▶ Required work: Locate each line holding the string "ĐỒNG" and copy it.

▶ Data to use:
============
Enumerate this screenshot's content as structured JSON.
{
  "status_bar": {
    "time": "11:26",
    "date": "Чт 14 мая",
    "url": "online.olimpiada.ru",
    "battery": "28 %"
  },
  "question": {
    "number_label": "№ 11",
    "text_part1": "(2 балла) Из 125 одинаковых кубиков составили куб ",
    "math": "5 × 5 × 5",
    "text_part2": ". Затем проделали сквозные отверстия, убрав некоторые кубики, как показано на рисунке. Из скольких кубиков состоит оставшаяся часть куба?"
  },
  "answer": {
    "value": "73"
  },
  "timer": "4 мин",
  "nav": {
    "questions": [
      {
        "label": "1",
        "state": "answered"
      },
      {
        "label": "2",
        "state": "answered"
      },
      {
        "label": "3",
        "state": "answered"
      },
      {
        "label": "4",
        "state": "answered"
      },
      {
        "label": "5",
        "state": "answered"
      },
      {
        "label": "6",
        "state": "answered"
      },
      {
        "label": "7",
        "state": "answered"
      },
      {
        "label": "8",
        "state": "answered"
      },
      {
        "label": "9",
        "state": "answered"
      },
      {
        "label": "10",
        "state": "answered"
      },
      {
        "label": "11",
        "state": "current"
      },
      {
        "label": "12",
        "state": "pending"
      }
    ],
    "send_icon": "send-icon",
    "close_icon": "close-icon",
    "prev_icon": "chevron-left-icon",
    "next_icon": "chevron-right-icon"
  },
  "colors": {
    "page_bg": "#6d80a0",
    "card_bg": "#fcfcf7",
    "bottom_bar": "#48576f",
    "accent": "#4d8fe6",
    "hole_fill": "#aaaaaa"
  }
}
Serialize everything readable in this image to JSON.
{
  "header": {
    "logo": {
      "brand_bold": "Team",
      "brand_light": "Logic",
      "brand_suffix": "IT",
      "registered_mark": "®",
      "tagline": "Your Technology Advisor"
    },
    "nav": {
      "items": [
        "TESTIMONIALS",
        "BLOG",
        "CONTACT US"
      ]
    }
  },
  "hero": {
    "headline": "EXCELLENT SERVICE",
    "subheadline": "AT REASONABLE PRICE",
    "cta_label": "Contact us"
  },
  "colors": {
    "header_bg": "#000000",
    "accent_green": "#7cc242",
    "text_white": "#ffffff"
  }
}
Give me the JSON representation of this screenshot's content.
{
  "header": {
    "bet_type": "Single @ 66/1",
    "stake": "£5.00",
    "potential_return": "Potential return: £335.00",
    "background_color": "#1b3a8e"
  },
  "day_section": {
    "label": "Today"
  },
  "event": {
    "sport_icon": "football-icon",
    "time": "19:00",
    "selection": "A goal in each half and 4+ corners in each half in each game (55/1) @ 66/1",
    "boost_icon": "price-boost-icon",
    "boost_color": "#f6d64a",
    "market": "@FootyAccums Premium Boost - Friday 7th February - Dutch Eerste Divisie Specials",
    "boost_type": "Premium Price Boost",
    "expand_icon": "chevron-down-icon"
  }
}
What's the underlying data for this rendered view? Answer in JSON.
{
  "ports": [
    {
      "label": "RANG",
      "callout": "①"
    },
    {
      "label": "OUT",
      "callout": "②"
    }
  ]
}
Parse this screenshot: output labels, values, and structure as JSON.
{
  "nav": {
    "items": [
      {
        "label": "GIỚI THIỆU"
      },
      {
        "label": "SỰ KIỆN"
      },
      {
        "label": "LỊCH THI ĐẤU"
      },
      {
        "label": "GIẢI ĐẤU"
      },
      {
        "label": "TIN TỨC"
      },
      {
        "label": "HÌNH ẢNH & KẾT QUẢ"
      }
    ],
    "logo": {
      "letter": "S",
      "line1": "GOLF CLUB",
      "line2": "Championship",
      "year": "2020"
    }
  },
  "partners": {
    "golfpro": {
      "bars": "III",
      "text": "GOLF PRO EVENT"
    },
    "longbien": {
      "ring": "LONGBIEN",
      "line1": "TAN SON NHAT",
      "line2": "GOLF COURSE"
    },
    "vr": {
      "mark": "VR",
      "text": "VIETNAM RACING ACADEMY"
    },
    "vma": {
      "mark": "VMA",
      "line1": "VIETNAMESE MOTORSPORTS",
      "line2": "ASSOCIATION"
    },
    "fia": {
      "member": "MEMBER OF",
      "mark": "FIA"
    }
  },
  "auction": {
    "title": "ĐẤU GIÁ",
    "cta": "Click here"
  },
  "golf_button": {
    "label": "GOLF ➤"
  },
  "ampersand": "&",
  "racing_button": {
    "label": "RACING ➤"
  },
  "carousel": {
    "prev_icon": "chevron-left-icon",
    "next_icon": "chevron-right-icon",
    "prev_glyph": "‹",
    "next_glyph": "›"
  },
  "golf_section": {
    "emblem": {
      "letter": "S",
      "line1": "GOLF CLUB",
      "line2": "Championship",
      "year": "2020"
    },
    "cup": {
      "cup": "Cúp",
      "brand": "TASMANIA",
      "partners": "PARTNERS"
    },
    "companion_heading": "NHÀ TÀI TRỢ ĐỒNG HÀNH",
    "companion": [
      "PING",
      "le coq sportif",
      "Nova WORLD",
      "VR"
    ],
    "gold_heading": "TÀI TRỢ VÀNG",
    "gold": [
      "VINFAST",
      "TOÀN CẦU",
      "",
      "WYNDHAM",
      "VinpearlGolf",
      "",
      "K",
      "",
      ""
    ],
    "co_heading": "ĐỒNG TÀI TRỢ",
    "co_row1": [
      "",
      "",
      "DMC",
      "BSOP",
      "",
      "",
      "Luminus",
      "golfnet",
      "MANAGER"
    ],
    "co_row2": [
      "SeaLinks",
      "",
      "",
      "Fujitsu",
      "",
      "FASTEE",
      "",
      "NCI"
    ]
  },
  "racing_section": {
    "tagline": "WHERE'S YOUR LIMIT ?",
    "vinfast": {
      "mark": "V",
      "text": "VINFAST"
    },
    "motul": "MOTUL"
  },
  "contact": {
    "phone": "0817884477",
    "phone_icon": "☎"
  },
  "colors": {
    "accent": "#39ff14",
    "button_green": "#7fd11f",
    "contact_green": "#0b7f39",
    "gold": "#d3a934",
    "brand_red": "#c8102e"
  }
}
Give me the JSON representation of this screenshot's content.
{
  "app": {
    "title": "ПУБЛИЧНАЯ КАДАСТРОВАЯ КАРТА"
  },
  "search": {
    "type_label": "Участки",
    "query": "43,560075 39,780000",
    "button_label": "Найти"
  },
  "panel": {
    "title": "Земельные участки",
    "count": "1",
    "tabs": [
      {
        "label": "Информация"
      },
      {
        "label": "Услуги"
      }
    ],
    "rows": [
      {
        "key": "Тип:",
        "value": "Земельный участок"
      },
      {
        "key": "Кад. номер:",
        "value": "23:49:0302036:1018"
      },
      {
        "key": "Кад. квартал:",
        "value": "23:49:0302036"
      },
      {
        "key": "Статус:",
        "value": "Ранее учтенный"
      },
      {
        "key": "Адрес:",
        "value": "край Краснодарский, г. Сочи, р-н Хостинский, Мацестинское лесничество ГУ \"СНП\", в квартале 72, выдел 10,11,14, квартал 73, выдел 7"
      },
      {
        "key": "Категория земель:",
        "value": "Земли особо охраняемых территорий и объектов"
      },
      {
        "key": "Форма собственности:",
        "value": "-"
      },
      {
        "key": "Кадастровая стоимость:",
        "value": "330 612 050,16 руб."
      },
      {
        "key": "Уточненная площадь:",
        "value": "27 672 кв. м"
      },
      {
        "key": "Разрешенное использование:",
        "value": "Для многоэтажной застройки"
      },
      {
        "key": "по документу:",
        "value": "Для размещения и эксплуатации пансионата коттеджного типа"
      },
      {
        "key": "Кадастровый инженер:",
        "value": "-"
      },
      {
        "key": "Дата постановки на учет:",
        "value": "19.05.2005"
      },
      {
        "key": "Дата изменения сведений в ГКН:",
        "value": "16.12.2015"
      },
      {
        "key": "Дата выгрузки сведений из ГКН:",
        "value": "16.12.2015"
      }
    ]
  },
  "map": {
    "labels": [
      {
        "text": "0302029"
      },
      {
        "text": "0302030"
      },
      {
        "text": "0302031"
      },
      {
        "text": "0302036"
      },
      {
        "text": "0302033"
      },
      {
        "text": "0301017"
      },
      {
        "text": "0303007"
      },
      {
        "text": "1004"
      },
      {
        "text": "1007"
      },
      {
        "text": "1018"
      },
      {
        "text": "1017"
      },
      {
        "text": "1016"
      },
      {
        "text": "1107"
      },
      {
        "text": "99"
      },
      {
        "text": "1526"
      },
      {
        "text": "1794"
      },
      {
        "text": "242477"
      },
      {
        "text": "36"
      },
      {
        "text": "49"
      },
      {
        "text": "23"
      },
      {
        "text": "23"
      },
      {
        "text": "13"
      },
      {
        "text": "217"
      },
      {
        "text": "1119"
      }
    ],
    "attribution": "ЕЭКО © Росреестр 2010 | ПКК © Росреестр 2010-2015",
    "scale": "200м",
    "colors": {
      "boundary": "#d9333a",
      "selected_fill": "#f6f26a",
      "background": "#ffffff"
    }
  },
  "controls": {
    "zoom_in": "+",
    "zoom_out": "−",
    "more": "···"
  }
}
============
▶ Solution to this task:
    "companion_heading": "NHÀ TÀI TRỢ ĐỒNG HÀNH",
    "co_heading": "ĐỒNG TÀI TRỢ",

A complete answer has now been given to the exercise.